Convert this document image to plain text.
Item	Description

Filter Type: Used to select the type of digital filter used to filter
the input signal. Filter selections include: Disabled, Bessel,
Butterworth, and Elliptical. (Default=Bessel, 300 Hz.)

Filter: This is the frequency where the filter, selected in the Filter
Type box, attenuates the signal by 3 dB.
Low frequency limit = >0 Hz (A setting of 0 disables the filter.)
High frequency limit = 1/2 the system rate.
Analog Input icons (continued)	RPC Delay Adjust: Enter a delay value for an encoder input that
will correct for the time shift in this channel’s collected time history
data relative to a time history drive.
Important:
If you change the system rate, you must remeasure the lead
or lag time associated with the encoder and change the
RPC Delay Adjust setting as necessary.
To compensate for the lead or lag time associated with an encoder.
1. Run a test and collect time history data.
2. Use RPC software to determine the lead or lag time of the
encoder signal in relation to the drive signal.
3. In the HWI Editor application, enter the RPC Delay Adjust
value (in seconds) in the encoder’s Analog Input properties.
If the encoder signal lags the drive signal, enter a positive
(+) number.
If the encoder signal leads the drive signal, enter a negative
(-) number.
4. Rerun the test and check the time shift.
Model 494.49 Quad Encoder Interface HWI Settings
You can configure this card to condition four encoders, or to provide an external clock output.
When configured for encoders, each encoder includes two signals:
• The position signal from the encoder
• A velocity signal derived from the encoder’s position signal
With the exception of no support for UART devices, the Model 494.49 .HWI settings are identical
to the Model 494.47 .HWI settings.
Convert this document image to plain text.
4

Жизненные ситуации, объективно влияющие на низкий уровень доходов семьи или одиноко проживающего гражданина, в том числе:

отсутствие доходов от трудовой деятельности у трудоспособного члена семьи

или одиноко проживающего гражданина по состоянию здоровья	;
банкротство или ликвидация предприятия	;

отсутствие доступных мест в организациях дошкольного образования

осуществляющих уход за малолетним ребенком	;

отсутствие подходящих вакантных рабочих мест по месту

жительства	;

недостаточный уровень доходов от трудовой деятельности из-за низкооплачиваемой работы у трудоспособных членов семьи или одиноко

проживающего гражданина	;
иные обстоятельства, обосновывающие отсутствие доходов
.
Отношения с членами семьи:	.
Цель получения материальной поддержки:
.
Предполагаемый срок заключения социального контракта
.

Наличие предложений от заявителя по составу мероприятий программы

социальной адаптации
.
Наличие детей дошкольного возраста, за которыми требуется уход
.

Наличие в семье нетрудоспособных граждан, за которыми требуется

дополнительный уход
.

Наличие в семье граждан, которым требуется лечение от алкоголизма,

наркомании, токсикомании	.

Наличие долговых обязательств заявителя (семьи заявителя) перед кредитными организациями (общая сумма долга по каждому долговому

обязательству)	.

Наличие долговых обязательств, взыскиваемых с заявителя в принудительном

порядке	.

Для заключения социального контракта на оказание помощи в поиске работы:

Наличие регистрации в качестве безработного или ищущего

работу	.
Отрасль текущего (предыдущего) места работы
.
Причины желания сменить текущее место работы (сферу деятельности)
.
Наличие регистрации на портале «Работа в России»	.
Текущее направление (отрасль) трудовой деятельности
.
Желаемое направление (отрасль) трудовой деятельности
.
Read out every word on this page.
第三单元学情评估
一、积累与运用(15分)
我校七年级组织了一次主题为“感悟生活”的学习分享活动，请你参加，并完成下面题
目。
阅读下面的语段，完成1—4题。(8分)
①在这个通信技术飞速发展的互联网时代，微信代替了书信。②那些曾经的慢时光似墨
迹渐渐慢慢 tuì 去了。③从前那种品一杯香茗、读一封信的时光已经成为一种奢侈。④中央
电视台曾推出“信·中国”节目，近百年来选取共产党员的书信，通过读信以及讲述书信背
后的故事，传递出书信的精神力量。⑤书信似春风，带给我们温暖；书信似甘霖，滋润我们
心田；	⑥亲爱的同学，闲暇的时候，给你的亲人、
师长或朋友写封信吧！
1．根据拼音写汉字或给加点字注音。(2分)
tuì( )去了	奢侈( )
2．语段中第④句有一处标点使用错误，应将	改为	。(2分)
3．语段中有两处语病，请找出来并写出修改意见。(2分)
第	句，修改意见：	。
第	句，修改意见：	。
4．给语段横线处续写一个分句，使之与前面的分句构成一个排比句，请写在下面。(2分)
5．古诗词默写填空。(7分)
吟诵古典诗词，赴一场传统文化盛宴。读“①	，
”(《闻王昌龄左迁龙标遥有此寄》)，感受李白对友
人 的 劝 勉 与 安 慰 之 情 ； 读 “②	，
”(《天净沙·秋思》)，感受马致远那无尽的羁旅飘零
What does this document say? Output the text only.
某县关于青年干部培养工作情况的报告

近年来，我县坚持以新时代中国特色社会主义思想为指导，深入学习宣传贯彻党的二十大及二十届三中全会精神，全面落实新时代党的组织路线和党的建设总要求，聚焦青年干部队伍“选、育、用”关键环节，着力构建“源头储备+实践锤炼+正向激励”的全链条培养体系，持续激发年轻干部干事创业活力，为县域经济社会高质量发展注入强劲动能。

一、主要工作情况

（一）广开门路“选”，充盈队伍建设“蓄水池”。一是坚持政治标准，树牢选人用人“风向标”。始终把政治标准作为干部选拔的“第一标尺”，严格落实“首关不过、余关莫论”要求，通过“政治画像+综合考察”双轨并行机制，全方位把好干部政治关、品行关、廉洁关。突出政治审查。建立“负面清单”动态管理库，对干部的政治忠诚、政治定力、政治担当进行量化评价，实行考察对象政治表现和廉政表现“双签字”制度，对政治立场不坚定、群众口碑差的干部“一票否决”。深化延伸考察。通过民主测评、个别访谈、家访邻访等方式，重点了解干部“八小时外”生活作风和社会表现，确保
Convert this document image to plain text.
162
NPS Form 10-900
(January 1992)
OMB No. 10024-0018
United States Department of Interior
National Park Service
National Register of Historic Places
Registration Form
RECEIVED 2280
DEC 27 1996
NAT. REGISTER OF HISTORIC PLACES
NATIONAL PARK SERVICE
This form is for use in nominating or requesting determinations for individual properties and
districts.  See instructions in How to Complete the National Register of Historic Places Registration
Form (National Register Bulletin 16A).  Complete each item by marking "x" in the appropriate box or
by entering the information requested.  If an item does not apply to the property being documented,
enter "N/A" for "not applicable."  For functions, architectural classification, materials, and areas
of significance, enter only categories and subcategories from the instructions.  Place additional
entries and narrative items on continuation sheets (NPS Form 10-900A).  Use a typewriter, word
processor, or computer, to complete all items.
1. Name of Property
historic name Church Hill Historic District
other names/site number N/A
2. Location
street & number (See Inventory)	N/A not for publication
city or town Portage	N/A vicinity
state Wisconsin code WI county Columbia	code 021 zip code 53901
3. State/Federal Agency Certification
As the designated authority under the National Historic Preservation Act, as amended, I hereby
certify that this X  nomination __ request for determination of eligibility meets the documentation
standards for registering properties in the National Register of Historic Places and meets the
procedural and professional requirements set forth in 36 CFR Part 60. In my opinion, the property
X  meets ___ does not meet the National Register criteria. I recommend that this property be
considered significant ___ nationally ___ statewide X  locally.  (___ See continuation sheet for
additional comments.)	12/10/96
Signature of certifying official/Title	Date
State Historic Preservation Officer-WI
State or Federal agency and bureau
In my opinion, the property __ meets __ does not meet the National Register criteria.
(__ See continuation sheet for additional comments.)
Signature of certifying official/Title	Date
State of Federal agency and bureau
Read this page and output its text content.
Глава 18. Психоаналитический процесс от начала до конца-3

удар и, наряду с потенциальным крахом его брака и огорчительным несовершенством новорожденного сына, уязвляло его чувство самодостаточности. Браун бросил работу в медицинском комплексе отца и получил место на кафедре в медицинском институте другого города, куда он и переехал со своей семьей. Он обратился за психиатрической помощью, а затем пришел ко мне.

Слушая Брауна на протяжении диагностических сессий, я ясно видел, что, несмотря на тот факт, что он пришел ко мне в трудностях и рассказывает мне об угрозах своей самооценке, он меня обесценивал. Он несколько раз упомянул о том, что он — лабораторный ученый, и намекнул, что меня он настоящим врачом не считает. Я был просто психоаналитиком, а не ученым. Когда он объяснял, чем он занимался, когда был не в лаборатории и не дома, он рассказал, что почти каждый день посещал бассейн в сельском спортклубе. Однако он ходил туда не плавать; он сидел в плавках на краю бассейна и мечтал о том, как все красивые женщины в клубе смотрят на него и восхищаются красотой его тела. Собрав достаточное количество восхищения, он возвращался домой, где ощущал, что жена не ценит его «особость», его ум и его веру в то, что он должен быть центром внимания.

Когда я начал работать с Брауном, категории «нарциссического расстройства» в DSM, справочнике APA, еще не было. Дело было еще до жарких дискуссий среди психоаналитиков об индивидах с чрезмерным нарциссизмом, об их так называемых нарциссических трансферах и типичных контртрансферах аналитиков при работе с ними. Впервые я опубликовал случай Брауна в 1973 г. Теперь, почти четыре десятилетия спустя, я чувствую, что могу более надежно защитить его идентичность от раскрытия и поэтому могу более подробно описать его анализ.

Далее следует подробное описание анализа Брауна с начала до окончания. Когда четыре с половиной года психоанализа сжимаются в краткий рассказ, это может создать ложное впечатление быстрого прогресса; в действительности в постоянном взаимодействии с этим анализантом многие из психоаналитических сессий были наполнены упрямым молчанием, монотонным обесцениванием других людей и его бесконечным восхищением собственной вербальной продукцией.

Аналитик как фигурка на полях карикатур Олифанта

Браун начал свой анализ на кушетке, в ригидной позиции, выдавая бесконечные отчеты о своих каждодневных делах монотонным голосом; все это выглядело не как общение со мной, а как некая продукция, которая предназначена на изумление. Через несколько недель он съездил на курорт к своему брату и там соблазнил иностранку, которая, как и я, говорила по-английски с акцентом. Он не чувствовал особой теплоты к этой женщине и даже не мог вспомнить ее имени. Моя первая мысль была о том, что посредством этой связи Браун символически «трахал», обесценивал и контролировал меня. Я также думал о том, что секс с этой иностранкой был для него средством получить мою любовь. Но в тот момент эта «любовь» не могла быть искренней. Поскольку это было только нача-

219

» TASK BRIEF
Copy out the lines in which the string "page" appears.

» SOLUTION FOR THIS TASK
Read out every word on this page.
Read this page and output its text content.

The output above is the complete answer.